PROBLEM DESCRIPTION: Reproduce every one of the items below word for word, omitting the pictures.

SUPPLIED MATERIAL:
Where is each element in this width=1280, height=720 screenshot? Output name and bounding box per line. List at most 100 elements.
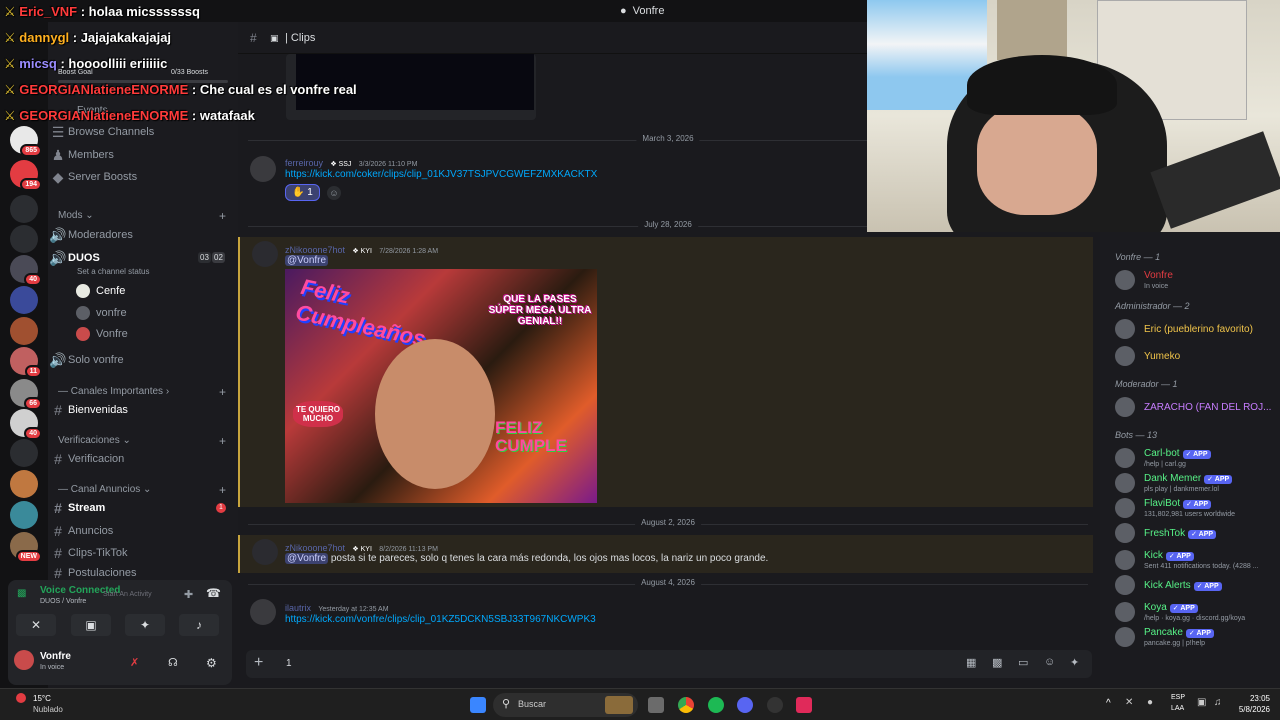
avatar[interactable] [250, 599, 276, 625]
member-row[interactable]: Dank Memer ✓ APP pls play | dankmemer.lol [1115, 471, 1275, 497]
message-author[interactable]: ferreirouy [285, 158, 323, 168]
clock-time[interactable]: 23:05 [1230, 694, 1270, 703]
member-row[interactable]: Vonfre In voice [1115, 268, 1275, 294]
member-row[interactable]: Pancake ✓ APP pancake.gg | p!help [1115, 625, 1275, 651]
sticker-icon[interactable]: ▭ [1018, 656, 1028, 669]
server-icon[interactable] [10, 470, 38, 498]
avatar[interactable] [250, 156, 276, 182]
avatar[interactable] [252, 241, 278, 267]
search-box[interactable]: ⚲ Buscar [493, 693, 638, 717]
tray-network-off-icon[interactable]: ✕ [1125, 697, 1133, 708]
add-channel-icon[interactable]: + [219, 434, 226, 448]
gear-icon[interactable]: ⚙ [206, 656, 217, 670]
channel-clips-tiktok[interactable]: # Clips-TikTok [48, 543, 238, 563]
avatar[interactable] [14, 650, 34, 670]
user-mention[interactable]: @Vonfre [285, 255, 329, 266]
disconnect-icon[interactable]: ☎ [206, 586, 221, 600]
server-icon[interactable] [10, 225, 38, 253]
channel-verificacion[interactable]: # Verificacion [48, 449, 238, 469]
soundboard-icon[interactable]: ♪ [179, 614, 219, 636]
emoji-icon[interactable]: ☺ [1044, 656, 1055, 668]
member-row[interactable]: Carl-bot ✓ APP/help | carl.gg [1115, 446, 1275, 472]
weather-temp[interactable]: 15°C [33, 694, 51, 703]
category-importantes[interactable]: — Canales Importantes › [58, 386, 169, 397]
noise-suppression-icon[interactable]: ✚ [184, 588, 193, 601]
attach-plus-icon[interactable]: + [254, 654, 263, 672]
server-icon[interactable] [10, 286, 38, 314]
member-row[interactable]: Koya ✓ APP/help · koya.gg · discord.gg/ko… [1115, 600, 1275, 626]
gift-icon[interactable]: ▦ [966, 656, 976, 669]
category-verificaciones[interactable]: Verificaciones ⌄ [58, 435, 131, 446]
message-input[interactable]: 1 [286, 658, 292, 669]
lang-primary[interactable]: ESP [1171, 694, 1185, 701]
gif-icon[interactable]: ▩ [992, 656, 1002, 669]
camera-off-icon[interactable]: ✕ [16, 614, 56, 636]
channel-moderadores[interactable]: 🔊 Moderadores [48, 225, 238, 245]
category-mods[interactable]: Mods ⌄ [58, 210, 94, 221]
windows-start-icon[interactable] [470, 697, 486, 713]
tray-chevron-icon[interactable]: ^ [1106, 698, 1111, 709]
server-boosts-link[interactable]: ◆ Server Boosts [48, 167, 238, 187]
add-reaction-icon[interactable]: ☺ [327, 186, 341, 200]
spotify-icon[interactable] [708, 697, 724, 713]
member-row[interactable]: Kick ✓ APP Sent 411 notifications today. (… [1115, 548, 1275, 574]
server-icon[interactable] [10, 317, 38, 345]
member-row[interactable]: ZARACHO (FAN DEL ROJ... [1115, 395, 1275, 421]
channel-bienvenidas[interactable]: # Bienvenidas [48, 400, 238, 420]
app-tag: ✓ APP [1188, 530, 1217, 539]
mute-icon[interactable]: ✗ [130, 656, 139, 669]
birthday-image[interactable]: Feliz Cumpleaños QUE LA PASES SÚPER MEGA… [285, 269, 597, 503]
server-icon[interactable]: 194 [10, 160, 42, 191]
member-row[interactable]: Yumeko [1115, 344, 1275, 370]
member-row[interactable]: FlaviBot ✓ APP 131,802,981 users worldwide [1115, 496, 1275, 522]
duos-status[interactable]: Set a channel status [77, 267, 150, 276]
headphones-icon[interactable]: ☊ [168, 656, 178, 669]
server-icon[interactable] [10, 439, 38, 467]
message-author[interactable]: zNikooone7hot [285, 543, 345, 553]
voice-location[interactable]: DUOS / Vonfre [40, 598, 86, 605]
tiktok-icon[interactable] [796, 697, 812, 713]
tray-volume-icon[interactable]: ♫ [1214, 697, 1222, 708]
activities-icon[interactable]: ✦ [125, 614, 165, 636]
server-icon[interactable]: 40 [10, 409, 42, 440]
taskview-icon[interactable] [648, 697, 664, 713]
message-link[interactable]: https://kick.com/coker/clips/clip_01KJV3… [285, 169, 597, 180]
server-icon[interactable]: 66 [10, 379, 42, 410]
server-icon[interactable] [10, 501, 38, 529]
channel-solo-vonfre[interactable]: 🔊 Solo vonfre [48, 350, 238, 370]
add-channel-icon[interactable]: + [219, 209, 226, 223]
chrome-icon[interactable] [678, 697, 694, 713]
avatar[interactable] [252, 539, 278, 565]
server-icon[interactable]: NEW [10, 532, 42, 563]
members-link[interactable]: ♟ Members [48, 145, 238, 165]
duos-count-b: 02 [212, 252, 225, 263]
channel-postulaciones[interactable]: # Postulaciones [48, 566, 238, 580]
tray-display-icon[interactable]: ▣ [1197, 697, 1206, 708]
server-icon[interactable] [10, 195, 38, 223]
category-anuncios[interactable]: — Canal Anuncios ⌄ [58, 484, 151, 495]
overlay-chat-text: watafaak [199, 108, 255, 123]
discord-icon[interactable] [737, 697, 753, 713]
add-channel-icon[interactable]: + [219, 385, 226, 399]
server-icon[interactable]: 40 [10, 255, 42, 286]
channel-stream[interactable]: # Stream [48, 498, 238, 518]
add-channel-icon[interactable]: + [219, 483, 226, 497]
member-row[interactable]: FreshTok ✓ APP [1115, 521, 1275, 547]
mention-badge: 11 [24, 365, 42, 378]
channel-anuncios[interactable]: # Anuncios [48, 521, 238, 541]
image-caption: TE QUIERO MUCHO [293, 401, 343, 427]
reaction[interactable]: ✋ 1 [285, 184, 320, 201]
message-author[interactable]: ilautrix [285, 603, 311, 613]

TASK RESULT:
Where is each element in this width=1280, height=720 screenshot? Output name and bounding box per line. List at most 100 elements.
avatar[interactable] [250, 599, 276, 625]
member-row[interactable]: Dank Memer ✓ APP pls play | dankmemer.lol [1115, 471, 1275, 497]
message-author[interactable]: ferreirouy [285, 158, 323, 168]
clock-time[interactable]: 23:05 [1230, 694, 1270, 703]
member-row[interactable]: Vonfre In voice [1115, 268, 1275, 294]
member-row[interactable]: Pancake ✓ APP pancake.gg | p!help [1115, 625, 1275, 651]
sticker-icon[interactable]: ▭ [1018, 656, 1028, 669]
server-icon[interactable] [10, 470, 38, 498]
avatar[interactable] [250, 156, 276, 182]
avatar[interactable] [252, 241, 278, 267]
search-box[interactable]: ⚲ Buscar [493, 693, 638, 717]
tray-network-off-icon[interactable]: ✕ [1125, 697, 1133, 708]
add-channel-icon[interactable]: + [219, 434, 226, 448]
gear-icon[interactable]: ⚙ [206, 656, 217, 670]
channel-clips-tiktok[interactable]: # Clips-TikTok [48, 543, 238, 563]
avatar[interactable] [14, 650, 34, 670]
user-mention[interactable]: @Vonfre [285, 255, 329, 266]
disconnect-icon[interactable]: ☎ [206, 586, 221, 600]
server-icon[interactable] [10, 225, 38, 253]
channel-verificacion[interactable]: # Verificacion [48, 449, 238, 469]
soundboard-icon[interactable]: ♪ [179, 614, 219, 636]
emoji-icon[interactable]: ☺ [1044, 656, 1055, 668]
member-row[interactable]: Carl-bot ✓ APP/help | carl.gg [1115, 446, 1275, 472]
weather-temp[interactable]: 15°C [33, 694, 51, 703]
category-importantes[interactable]: — Canales Importantes › [58, 386, 169, 397]
noise-suppression-icon[interactable]: ✚ [184, 588, 193, 601]
attach-plus-icon[interactable]: + [254, 654, 263, 672]
server-icon[interactable] [10, 286, 38, 314]
member-row[interactable]: Koya ✓ APP/help · koya.gg · discord.gg/ko… [1115, 600, 1275, 626]
gift-icon[interactable]: ▦ [966, 656, 976, 669]
category-verificaciones[interactable]: Verificaciones ⌄ [58, 435, 131, 446]
message-input[interactable]: 1 [286, 658, 292, 669]
lang-primary[interactable]: ESP [1171, 694, 1185, 701]
gif-icon[interactable]: ▩ [992, 656, 1002, 669]
camera-off-icon[interactable]: ✕ [16, 614, 56, 636]
channel-moderadores[interactable]: 🔊 Moderadores [48, 225, 238, 245]
category-mods[interactable]: Mods ⌄ [58, 210, 94, 221]
windows-start-icon[interactable] [470, 697, 486, 713]
tray-chevron-icon[interactable]: ^ [1106, 698, 1111, 709]
server-boosts-link[interactable]: ◆ Server Boosts [48, 167, 238, 187]
add-reaction-icon[interactable]: ☺ [327, 186, 341, 200]
spotify-icon[interactable] [708, 697, 724, 713]
member-row[interactable]: Kick ✓ APP Sent 411 notifications today. (… [1115, 548, 1275, 574]
server-icon[interactable] [10, 317, 38, 345]
member-row[interactable]: ZARACHO (FAN DEL ROJ... [1115, 395, 1275, 421]
channel-bienvenidas[interactable]: # Bienvenidas [48, 400, 238, 420]
app-tag: ✓ APP [1188, 530, 1217, 539]
mute-icon[interactable]: ✗ [130, 656, 139, 669]
birthday-image[interactable]: Feliz Cumpleaños QUE LA PASES SÚPER MEGA… [285, 269, 597, 503]
server-icon[interactable]: 194 [10, 160, 42, 191]
member-row[interactable]: Yumeko [1115, 344, 1275, 370]
member-row[interactable]: FlaviBot ✓ APP 131,802,981 users worldwide [1115, 496, 1275, 522]
duos-status[interactable]: Set a channel status [77, 267, 150, 276]
headphones-icon[interactable]: ☊ [168, 656, 178, 669]
server-icon[interactable] [10, 439, 38, 467]
message-author[interactable]: zNikooone7hot [285, 543, 345, 553]
voice-location[interactable]: DUOS / Vonfre [40, 598, 86, 605]
tiktok-icon[interactable] [796, 697, 812, 713]
tray-volume-icon[interactable]: ♫ [1214, 697, 1222, 708]
activities-icon[interactable]: ✦ [125, 614, 165, 636]
server-icon[interactable]: 40 [10, 409, 42, 440]
taskview-icon[interactable] [648, 697, 664, 713]
message-link[interactable]: https://kick.com/coker/clips/clip_01KJV3… [285, 169, 597, 180]
server-icon[interactable]: 66 [10, 379, 42, 410]
server-icon[interactable] [10, 501, 38, 529]
channel-solo-vonfre[interactable]: 🔊 Solo vonfre [48, 350, 238, 370]
add-channel-icon[interactable]: + [219, 209, 226, 223]
chrome-icon[interactable] [678, 697, 694, 713]
avatar[interactable] [252, 539, 278, 565]
server-icon[interactable]: NEW [10, 532, 42, 563]
members-link[interactable]: ♟ Members [48, 145, 238, 165]
duos-count-b: 02 [212, 252, 225, 263]
channel-postulaciones[interactable]: # Postulaciones [48, 566, 238, 580]
tray-display-icon[interactable]: ▣ [1197, 697, 1206, 708]
server-icon[interactable] [10, 195, 38, 223]
category-anuncios[interactable]: — Canal Anuncios ⌄ [58, 484, 151, 495]
overlay-chat-text: watafaak [199, 108, 255, 123]
discord-icon[interactable] [737, 697, 753, 713]
add-channel-icon[interactable]: + [219, 385, 226, 399]
server-icon[interactable]: 40 [10, 255, 42, 286]
channel-stream[interactable]: # Stream [48, 498, 238, 518]
add-channel-icon[interactable]: + [219, 483, 226, 497]
member-row[interactable]: FreshTok ✓ APP [1115, 521, 1275, 547]
mention-badge: 11 [24, 365, 42, 378]
channel-anuncios[interactable]: # Anuncios [48, 521, 238, 541]
image-caption: TE QUIERO MUCHO [293, 401, 343, 427]
reaction[interactable]: ✋ 1 [285, 184, 320, 201]
message-author[interactable]: ilautrix [285, 603, 311, 613]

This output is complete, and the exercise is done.